§ **EXCERPT PROVIDED**
----------

You are aware of the fact the kind of search performance you mean
depends on RAM and virtual memory organization of the cluster, not on
storage, so "without any siginifcant performace losses" could be expected ?
Jörg
Am 04.08.14 12:41, schrieb horst knete:
We are indexing all sort of events (Windows, Linux, Apache, Netflow
and so on...) and impact is defined in speed of the Kibana GUI / how
long it takes to load 7 or 14 days of data. Thats what is important
for my colleagues.
Am Montag, 4. August 2014 10:52:25 UTC+2 schrieb Mark Walkom:
What sort of data are you indexing? When you said performance
impact was minimal, how minimal and at what points are you seeing it?
Regards,
Mark Walkom
Infrastructure Engineer
Campaign Monitor
email: ma...@campaignmonitor.com
web: www.campaignmonitor.com <http://www.campaignmonitor.com>
On 4 August 2014 16:43, horst knete <badun...@hotmail.de> wrote:
Hi again,
a quick report regarding compression:
we are using a 3-TB btrfs-volume with 32k block size now which
reduced the amount of data from 3,2 TB to 1,1TB without any
segnificant performance losses ( we are using a 8 CPU, 20 GB
Memory machine with an iSCSI.Link to the volume ).

----------

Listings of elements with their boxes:

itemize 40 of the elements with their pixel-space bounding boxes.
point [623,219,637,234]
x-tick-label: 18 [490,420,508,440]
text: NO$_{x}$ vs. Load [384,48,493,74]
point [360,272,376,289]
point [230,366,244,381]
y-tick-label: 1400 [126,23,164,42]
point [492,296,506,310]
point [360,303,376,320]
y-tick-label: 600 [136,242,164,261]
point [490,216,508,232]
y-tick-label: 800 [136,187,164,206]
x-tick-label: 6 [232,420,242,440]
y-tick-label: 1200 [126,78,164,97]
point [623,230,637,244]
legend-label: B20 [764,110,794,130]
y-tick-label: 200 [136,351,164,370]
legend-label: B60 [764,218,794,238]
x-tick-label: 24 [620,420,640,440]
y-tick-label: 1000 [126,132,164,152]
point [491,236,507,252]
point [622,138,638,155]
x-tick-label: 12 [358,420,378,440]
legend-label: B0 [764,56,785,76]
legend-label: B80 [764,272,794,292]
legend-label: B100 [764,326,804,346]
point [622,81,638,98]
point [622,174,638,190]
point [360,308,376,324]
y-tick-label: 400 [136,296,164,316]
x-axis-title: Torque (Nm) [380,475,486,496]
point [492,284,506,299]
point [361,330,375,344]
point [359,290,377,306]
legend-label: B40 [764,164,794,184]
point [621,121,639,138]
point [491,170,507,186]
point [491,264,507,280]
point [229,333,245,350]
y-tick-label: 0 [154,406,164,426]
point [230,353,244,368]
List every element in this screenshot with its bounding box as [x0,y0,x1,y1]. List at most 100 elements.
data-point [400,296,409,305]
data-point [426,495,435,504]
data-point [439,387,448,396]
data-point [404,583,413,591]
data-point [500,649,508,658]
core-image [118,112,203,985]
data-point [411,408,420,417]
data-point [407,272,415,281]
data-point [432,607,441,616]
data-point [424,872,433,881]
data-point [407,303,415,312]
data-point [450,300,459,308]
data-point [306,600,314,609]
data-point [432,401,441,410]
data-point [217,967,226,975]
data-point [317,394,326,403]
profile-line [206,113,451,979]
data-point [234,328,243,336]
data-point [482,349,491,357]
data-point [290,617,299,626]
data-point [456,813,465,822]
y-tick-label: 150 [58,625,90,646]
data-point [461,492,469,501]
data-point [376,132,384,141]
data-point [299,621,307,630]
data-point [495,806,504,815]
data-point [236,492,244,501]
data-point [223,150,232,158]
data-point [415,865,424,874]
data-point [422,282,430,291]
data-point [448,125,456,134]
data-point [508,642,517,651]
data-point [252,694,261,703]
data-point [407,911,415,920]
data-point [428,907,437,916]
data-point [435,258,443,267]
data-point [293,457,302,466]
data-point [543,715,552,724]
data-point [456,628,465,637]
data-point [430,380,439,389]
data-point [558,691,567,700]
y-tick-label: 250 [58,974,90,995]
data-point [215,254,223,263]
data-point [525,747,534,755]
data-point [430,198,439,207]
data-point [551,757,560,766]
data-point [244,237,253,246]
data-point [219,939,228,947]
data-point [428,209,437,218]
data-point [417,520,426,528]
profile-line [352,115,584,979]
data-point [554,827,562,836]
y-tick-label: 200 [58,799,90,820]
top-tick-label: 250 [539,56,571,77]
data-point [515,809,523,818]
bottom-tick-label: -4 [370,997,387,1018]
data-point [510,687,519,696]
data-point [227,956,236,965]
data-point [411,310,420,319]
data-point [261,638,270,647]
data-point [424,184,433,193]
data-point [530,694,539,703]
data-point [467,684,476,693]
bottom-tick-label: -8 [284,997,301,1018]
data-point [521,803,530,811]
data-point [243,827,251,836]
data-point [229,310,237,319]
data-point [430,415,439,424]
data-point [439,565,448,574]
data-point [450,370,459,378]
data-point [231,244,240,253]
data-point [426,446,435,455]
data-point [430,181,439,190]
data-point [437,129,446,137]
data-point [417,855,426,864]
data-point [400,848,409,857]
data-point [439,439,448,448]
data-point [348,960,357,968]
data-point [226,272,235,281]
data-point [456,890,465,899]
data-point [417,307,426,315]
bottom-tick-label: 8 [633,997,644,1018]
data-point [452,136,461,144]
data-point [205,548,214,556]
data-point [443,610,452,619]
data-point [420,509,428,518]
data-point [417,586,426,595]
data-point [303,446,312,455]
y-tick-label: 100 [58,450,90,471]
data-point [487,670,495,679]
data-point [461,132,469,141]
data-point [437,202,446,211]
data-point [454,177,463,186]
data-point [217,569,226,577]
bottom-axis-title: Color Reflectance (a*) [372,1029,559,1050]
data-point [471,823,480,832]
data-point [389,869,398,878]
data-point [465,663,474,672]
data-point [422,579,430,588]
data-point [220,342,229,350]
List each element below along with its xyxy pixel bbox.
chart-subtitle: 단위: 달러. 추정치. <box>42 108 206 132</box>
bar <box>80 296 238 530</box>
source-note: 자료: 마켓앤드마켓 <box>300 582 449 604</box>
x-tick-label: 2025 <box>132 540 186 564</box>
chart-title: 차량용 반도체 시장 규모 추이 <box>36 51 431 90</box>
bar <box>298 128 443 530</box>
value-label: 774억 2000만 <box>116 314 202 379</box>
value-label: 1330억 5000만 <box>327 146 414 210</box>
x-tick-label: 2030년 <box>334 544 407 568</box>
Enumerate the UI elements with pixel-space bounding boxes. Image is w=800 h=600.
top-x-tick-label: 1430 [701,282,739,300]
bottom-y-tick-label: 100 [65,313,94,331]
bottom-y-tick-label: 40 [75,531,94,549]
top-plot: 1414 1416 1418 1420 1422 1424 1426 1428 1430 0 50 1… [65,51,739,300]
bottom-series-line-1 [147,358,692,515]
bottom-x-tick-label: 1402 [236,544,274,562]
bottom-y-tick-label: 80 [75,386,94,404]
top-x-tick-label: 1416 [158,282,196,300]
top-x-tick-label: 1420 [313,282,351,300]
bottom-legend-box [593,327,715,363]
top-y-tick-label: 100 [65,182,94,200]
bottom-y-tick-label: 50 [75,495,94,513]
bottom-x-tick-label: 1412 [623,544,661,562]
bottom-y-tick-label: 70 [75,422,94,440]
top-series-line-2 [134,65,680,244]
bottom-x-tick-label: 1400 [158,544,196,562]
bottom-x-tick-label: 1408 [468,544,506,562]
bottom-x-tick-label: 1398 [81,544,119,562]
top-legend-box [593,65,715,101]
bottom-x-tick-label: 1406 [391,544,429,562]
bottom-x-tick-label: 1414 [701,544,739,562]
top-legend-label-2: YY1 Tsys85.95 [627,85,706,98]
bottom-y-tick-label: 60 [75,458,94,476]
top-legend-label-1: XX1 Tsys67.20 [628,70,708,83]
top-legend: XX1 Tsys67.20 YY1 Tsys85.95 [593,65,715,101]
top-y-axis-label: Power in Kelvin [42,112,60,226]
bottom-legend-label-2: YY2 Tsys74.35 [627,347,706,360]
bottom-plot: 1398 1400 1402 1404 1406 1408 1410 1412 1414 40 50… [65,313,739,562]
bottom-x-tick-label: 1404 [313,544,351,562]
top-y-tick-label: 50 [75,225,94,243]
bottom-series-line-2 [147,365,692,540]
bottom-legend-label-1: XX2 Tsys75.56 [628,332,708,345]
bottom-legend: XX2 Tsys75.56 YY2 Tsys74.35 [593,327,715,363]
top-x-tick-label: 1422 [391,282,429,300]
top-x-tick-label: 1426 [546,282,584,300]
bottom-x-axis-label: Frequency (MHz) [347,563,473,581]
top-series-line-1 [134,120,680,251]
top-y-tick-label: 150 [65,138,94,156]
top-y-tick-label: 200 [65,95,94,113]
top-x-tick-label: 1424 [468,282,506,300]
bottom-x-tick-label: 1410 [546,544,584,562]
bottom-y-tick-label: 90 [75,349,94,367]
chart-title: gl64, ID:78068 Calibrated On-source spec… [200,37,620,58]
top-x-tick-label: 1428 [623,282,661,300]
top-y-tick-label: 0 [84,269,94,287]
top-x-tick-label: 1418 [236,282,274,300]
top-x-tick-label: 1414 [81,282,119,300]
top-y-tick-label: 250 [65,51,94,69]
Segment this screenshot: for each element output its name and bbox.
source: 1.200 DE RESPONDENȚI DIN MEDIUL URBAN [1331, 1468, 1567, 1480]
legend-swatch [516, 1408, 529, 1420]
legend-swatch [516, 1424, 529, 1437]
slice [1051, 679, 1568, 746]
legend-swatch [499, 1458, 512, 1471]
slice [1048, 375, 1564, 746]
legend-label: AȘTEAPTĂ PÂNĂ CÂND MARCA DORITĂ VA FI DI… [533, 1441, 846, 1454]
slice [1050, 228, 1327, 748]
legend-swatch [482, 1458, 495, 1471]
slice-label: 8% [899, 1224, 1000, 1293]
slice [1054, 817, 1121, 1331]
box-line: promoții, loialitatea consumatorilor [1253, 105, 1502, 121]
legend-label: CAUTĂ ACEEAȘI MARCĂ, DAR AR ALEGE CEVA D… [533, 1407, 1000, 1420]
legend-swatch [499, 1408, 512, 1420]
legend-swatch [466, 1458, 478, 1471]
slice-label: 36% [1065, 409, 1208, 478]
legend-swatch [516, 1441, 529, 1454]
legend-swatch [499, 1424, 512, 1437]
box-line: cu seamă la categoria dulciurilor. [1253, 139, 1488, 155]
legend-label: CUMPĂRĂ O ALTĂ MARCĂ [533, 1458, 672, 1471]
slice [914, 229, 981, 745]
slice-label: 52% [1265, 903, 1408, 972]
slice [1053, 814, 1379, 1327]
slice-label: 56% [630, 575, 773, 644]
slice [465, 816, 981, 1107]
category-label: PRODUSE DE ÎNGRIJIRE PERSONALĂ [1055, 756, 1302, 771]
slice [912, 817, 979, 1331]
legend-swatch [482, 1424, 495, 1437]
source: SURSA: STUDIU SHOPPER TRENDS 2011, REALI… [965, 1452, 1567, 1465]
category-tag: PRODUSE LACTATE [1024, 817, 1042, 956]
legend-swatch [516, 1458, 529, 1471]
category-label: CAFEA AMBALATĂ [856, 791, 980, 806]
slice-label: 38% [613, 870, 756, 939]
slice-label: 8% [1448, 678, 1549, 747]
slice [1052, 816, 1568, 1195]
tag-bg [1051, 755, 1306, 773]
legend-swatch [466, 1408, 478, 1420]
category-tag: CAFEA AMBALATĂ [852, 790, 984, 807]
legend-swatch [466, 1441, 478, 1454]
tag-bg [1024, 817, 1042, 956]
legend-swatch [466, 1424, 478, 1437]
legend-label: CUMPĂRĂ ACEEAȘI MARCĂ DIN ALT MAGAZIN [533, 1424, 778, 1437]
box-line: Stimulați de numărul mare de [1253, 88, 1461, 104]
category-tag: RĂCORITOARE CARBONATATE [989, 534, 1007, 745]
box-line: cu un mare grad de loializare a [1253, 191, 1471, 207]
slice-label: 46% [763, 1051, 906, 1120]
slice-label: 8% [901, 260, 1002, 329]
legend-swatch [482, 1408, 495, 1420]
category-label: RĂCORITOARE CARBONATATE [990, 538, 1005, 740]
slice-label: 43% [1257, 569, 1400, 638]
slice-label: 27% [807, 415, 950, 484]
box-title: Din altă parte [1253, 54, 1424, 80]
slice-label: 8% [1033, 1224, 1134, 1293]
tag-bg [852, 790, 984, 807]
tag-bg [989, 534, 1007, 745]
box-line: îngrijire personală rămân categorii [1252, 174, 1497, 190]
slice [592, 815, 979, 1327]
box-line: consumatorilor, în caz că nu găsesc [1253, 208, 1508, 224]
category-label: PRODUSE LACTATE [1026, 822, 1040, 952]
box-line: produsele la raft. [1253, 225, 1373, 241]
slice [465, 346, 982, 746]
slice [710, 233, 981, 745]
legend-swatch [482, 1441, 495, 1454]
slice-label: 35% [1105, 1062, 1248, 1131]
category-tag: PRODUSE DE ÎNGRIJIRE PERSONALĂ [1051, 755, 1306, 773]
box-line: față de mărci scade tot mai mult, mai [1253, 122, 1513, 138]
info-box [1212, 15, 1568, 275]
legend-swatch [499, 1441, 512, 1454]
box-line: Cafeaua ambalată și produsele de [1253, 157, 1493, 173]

----------

§ **PROBLEM SET**
1) Extract every line of the records that contains the string "value".
2) Carry the mailing-list exchange about btrfs compression and Kibana performance forward from its final sentence.

§ **IN RESPONSE**
1)
value-label: 774억 2000만 <box>116 314 202 379</box>
value-label: 1330억 5000만 <box>327 146 414 210</box>

2)
So for us i can only suggest using the btrfs-volume for long
term storage.
Am Montag, 21. Juli 2014 08:48:12 UTC+2 schrieb Patrick
Proniewski:
Hi,
gzip/zlib compression is very bad for performance, so it
can be interesting for closed indices, but for live data I
would not recommend it.
Also, you must know that:
Compression using lz4 is already enabled into indices,
ES/Lucene/Java usually read&write 4k blocks,
-> hence, compression is achieved on 4k blocks. If your
filesystem uses 4k blocks and you add FS compression, you
will probably have a very small gain, if any. I've tried
on ZFS:
Filesystem Size Used Avail Capacity
Mounted on
zdata/ES-lz4 1.1T 1.9G 1.1T 0%
/zdata/ES-lz4
zdata/ES 1.1T 1.9G 1.1T 0% /zdata/ES
If you are using a larger block size, like 128k, a
compressed filesystem does show some benefit:
Filesystem Size Used Avail Capacity
Mounted on
zdata/ES-lz4 1.1T 1.1G 1.1T 0%
/zdata/ES-lz4 -> compressratio 1.73x
zdata/ES-gzip 1.1T 901M 1.1T 0%
/zdata/ES-gzip -> compressratio 2.27x
zdata/ES 1.1T 1.9G 1.1T 0% /zdata/ES
But a file system block larger than 4k is very suboptimal
for IO (ES read or write one 4k block -> your FS must read
or write a 128k block).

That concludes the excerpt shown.